Data for this task.
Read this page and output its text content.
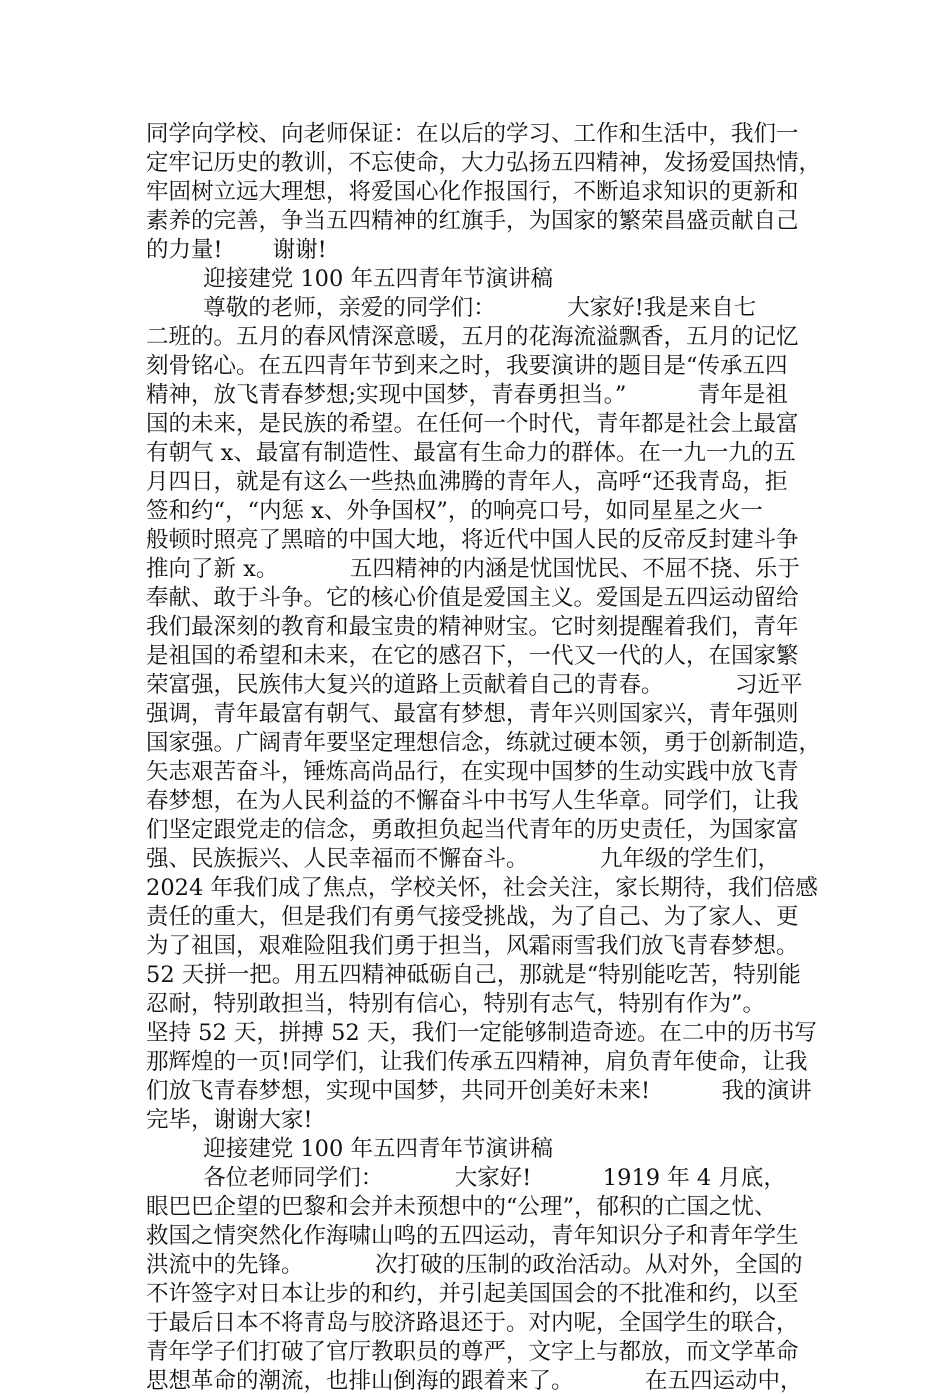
同学向学校、向老师保证：在以后的学习、工作和生活中，我们一
定牢记历史的教训，不忘使命，大力弘扬五四精神，发扬爱国热情，
牢固树立远大理想，将爱国心化作报国行，不断追求知识的更新和
素养的完善，争当五四精神的红旗手，为国家的繁荣昌盛贡献自己
的力量!       谢谢!
迎接建党 100 年五四青年节演讲稿
尊敬的老师，亲爱的同学们：          大家好!我是来自七
二班的。五月的春风情深意暖，五月的花海流溢飘香，五月的记忆
刻骨铭心。在五四青年节到来之时，我要演讲的题目是“传承五四
精神，放飞青春梦想;实现中国梦，青春勇担当。”          青年是祖
国的未来，是民族的希望。在任何一个时代，青年都是社会上最富
有朝气 x、最富有制造性、最富有生命力的群体。在一九一九的五
月四日，就是有这么一些热血沸腾的青年人，高呼“还我青岛，拒
签和约“，“内惩 x、外争国权”，的响亮口号，如同星星之火一
般顿时照亮了黑暗的中国大地，将近代中国人民的反帝反封建斗争
推向了新 x。          五四精神的内涵是忧国忧民、不屈不挠、乐于
奉献、敢于斗争。它的核心价值是爱国主义。爱国是五四运动留给
我们最深刻的教育和最宝贵的精神财宝。它时刻提醒着我们，青年
是祖国的希望和未来，在它的感召下，一代又一代的人，在国家繁
荣富强，民族伟大复兴的道路上贡献着自己的青春。          习近平
强调，青年最富有朝气、最富有梦想，青年兴则国家兴，青年强则
国家强。广阔青年要坚定理想信念，练就过硬本领，勇于创新制造，
矢志艰苦奋斗，锤炼高尚品行，在实现中国梦的生动实践中放飞青
春梦想，在为人民利益的不懈奋斗中书写人生华章。同学们，让我
们坚定跟党走的信念，勇敢担负起当代青年的历史责任，为国家富
强、民族振兴、人民幸福而不懈奋斗。          九年级的学生们，
2024 年我们成了焦点，学校关怀，社会关注，家长期待，我们倍感
责任的重大，但是我们有勇气接受挑战，为了自己、为了家人、更
为了祖国，艰难险阻我们勇于担当，风霜雨雪我们放飞青春梦想。
52 天拼一把。用五四精神砥砺自己，那就是“特别能吃苦，特别能
忍耐，特别敢担当，特别有信心，特别有志气，特别有作为”。
坚持 52 天，拼搏 52 天，我们一定能够制造奇迹。在二中的历书写
那辉煌的一页!同学们，让我们传承五四精神，肩负青年使命，让我
们放飞青春梦想，实现中国梦，共同开创美好未来!          我的演讲
完毕，谢谢大家!
迎接建党 100 年五四青年节演讲稿
各位老师同学们：          大家好!          1919 年 4 月底，
眼巴巴企望的巴黎和会并未预想中的“公理”，郁积的亡国之忧、
救国之情突然化作海啸山鸣的五四运动，青年知识分子和青年学生
洪流中的先锋。          次打破的压制的政治活动。从对外，全国的
不许签字对日本让步的和约，并引起美国国会的不批准和约，以至
于最后日本不将青岛与胶济路退还于。对内呢，全国学生的联合，
青年学子们打破了官厅教职员的尊严，文字上与都放，而文学革命
思想革命的潮流，也排山倒海的跟着来了。          在五四运动中，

Written problem. Every entry above is to be set down exactly; the pictures are to be left out.

Reply to the exercise.
Read this page and output its text content.
同学向学校、向老师保证：在以后的学习、工作和生活中，我们一
定牢记历史的教训，不忘使命，大力弘扬五四精神，发扬爱国热情，
牢固树立远大理想，将爱国心化作报国行，不断追求知识的更新和
素养的完善，争当五四精神的红旗手，为国家的繁荣昌盛贡献自己
的力量!       谢谢!
迎接建党 100 年五四青年节演讲稿
尊敬的老师，亲爱的同学们：          大家好!我是来自七
二班的。五月的春风情深意暖，五月的花海流溢飘香，五月的记忆
刻骨铭心。在五四青年节到来之时，我要演讲的题目是“传承五四
精神，放飞青春梦想;实现中国梦，青春勇担当。”          青年是祖
国的未来，是民族的希望。在任何一个时代，青年都是社会上最富
有朝气 x、最富有制造性、最富有生命力的群体。在一九一九的五
月四日，就是有这么一些热血沸腾的青年人，高呼“还我青岛，拒
签和约“，“内惩 x、外争国权”，的响亮口号，如同星星之火一
般顿时照亮了黑暗的中国大地，将近代中国人民的反帝反封建斗争
推向了新 x。          五四精神的内涵是忧国忧民、不屈不挠、乐于
奉献、敢于斗争。它的核心价值是爱国主义。爱国是五四运动留给
我们最深刻的教育和最宝贵的精神财宝。它时刻提醒着我们，青年
是祖国的希望和未来，在它的感召下，一代又一代的人，在国家繁
荣富强，民族伟大复兴的道路上贡献着自己的青春。          习近平
强调，青年最富有朝气、最富有梦想，青年兴则国家兴，青年强则
国家强。广阔青年要坚定理想信念，练就过硬本领，勇于创新制造，
矢志艰苦奋斗，锤炼高尚品行，在实现中国梦的生动实践中放飞青
春梦想，在为人民利益的不懈奋斗中书写人生华章。同学们，让我
们坚定跟党走的信念，勇敢担负起当代青年的历史责任，为国家富
强、民族振兴、人民幸福而不懈奋斗。          九年级的学生们，
2024 年我们成了焦点，学校关怀，社会关注，家长期待，我们倍感
责任的重大，但是我们有勇气接受挑战，为了自己、为了家人、更
为了祖国，艰难险阻我们勇于担当，风霜雨雪我们放飞青春梦想。
52 天拼一把。用五四精神砥砺自己，那就是“特别能吃苦，特别能
忍耐，特别敢担当，特别有信心，特别有志气，特别有作为”。
坚持 52 天，拼搏 52 天，我们一定能够制造奇迹。在二中的历书写
那辉煌的一页!同学们，让我们传承五四精神，肩负青年使命，让我
们放飞青春梦想，实现中国梦，共同开创美好未来!          我的演讲
完毕，谢谢大家!
迎接建党 100 年五四青年节演讲稿
各位老师同学们：          大家好!          1919 年 4 月底，
眼巴巴企望的巴黎和会并未预想中的“公理”，郁积的亡国之忧、
救国之情突然化作海啸山鸣的五四运动，青年知识分子和青年学生
洪流中的先锋。          次打破的压制的政治活动。从对外，全国的
不许签字对日本让步的和约，并引起美国国会的不批准和约，以至
于最后日本不将青岛与胶济路退还于。对内呢，全国学生的联合，
青年学子们打破了官厅教职员的尊严，文字上与都放，而文学革命
思想革命的潮流，也排山倒海的跟着来了。          在五四运动中，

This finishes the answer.